⟨

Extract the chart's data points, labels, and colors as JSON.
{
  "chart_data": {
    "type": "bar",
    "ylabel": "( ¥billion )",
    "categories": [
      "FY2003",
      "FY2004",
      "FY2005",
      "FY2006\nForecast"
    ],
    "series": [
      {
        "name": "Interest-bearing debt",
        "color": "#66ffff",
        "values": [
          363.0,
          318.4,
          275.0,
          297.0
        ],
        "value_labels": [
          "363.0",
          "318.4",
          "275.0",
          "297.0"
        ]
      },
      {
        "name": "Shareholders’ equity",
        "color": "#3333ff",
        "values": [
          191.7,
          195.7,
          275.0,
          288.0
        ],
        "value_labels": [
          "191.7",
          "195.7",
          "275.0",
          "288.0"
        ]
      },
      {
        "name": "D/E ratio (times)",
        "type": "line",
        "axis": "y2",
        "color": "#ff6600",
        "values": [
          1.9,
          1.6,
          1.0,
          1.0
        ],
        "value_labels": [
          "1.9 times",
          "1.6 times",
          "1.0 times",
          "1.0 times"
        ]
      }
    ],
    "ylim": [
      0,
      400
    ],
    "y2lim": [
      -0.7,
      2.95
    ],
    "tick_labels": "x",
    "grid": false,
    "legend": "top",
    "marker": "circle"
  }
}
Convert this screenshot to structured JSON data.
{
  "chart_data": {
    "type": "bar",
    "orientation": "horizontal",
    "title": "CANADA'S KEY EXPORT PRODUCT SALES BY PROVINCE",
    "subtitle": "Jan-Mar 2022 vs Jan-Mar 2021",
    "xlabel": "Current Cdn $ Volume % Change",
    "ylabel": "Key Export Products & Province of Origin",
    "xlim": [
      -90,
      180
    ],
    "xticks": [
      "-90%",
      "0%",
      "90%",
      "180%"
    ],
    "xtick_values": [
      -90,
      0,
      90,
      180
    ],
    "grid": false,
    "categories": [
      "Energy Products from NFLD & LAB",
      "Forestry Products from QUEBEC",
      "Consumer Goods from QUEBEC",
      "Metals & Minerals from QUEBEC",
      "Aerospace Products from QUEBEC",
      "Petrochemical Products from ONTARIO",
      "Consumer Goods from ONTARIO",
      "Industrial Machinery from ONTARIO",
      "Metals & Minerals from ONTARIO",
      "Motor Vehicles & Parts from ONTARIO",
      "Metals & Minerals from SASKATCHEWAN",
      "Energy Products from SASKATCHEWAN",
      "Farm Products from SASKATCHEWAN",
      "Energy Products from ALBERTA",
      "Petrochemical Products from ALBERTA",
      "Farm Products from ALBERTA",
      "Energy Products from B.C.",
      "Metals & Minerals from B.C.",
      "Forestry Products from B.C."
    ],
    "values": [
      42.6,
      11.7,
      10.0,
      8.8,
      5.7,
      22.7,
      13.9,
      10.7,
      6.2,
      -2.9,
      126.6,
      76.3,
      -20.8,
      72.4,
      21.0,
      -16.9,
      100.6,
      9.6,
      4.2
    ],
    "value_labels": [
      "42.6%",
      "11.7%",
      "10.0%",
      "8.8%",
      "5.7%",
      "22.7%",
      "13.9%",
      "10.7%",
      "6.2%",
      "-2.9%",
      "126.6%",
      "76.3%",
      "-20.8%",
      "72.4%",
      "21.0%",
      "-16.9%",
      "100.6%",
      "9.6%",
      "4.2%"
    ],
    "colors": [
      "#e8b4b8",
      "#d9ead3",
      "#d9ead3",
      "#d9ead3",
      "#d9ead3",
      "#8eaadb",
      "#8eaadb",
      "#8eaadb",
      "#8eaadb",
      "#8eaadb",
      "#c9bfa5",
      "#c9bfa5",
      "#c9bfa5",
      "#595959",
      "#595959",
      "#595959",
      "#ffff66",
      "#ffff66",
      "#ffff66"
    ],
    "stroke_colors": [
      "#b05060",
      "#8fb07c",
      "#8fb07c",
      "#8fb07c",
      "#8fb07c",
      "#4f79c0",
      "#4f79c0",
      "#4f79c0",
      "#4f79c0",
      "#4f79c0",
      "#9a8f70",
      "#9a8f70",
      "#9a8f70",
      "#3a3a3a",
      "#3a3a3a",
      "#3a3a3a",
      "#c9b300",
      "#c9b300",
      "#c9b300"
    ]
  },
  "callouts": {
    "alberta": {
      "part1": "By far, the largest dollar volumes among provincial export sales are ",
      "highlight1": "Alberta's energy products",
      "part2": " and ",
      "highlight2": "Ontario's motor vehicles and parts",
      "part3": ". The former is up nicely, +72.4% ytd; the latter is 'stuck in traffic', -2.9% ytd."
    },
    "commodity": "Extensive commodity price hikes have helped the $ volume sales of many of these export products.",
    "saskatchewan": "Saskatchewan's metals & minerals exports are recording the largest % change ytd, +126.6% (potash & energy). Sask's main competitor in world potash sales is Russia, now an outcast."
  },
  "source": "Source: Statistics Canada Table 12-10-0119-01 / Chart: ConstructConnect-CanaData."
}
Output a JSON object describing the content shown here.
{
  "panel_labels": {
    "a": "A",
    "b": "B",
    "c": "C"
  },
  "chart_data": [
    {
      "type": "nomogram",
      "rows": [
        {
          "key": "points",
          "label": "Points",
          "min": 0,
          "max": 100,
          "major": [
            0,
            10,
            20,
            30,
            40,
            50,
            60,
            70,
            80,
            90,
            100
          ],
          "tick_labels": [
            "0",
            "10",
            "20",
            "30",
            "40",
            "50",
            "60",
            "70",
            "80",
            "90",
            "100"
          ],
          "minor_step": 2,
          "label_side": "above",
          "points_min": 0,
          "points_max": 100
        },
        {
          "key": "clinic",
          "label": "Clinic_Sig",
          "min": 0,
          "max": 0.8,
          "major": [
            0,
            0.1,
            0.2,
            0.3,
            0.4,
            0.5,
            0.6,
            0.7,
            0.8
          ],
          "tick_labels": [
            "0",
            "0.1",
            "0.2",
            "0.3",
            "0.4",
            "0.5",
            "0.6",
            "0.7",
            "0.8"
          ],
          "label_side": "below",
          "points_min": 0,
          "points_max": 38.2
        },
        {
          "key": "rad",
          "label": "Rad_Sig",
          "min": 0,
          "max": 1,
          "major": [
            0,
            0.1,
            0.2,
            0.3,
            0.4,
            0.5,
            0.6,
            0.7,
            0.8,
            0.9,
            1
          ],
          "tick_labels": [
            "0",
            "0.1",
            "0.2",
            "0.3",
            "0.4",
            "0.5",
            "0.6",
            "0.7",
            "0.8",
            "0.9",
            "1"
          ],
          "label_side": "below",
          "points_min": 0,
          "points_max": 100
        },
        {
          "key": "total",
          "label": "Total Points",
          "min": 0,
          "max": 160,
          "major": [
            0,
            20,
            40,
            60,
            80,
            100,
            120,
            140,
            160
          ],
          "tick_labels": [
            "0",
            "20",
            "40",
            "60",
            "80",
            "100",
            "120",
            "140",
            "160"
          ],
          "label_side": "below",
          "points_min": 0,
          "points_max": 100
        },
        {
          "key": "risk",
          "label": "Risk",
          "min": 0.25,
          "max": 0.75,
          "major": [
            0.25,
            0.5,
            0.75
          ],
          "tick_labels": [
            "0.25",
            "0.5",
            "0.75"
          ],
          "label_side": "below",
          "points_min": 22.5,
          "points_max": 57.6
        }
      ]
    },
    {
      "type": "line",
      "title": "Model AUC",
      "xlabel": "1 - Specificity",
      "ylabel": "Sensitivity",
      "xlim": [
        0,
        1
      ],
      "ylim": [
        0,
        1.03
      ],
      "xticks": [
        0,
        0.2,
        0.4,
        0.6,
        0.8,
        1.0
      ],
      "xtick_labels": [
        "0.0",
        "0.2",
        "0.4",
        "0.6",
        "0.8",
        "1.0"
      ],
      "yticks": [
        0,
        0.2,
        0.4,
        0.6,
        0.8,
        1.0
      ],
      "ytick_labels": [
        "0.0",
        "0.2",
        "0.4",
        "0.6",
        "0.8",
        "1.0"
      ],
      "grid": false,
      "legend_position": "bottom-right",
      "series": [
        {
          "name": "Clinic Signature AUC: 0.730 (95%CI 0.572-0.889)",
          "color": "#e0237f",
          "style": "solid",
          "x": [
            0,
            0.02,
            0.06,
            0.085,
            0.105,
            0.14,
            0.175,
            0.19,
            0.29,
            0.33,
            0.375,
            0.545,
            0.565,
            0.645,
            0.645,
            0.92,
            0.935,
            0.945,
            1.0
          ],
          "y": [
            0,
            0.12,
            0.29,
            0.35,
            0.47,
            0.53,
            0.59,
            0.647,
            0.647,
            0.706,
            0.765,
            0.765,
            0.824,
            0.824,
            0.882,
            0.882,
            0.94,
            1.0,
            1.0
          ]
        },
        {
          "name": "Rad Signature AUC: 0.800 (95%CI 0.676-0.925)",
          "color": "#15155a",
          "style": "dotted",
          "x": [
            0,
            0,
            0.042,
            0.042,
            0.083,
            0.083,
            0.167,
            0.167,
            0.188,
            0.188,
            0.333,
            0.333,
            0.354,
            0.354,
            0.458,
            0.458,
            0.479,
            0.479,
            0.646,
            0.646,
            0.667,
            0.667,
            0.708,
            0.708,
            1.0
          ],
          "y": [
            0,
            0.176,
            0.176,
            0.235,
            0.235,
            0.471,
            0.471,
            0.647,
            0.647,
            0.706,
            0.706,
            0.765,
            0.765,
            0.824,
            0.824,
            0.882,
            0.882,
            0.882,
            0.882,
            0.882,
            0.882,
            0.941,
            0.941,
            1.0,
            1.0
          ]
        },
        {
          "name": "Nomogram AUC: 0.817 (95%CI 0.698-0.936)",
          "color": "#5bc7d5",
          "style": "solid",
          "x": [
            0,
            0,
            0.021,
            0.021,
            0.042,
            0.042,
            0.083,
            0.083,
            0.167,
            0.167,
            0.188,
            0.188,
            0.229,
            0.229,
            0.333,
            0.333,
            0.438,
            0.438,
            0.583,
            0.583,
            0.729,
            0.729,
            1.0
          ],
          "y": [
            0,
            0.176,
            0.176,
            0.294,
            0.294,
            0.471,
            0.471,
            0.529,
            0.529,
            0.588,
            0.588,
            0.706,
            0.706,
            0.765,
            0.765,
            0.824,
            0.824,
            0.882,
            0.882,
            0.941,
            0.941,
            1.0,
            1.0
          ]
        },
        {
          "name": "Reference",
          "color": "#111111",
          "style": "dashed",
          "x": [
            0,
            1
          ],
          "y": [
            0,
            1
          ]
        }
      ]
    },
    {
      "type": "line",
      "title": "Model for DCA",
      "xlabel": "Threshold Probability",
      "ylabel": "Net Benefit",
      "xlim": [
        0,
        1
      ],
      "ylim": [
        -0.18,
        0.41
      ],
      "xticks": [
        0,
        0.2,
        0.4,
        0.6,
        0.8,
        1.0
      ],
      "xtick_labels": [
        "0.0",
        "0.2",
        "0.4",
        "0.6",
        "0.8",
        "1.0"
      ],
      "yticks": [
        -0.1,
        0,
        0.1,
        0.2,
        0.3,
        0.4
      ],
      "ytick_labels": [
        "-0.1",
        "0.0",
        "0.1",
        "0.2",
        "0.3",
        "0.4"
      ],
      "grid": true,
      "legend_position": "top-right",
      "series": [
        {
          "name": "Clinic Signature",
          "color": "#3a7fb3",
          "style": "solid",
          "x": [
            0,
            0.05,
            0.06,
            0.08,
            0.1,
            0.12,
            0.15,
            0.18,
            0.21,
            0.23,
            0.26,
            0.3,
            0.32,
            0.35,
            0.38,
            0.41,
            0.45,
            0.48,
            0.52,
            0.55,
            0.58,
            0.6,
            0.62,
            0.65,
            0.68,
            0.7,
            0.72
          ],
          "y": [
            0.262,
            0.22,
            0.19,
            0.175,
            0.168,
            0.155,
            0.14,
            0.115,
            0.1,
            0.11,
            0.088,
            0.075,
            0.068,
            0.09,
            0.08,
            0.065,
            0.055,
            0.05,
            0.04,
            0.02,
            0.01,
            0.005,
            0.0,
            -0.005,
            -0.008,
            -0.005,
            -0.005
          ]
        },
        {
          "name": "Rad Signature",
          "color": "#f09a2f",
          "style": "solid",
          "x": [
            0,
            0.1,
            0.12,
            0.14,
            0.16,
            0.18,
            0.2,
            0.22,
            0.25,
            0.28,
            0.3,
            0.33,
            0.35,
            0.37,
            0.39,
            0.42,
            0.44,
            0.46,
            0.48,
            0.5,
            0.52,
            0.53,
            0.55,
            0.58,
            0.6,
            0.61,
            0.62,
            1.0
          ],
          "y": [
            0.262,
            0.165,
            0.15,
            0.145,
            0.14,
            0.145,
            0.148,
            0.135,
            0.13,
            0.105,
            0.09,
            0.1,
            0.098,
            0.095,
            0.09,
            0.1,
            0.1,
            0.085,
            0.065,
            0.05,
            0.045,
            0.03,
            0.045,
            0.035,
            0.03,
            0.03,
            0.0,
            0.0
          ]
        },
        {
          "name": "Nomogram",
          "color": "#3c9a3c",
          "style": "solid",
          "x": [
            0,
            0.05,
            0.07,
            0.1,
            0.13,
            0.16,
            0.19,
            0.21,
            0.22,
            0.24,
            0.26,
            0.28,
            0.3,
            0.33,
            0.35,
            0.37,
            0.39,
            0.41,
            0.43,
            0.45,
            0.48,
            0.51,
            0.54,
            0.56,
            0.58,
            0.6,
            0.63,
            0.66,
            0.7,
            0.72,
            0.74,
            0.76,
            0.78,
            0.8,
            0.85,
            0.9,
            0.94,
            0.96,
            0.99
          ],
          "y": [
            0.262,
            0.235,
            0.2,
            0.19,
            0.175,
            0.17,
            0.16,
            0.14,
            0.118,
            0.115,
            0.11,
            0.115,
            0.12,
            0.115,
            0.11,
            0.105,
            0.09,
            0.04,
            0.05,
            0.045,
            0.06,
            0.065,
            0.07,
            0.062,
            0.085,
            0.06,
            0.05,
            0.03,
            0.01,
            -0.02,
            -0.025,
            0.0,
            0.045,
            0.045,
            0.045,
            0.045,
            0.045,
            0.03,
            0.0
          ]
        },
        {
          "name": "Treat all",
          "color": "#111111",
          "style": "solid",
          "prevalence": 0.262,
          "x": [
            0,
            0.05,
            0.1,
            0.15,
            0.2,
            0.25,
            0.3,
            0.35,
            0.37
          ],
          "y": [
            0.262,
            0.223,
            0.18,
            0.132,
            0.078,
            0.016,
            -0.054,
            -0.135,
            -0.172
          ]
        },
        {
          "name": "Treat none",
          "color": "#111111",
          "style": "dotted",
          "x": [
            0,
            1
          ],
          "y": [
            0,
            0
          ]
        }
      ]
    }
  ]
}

⟩

[Set exercise] Identify each line in the records above that contains the word "xlabel", and copy it out in full.

[Complete output]
    "xlabel": "Current Cdn $ Volume % Change",
      "xlabel": "1 - Specificity",
      "xlabel": "Threshold Probability",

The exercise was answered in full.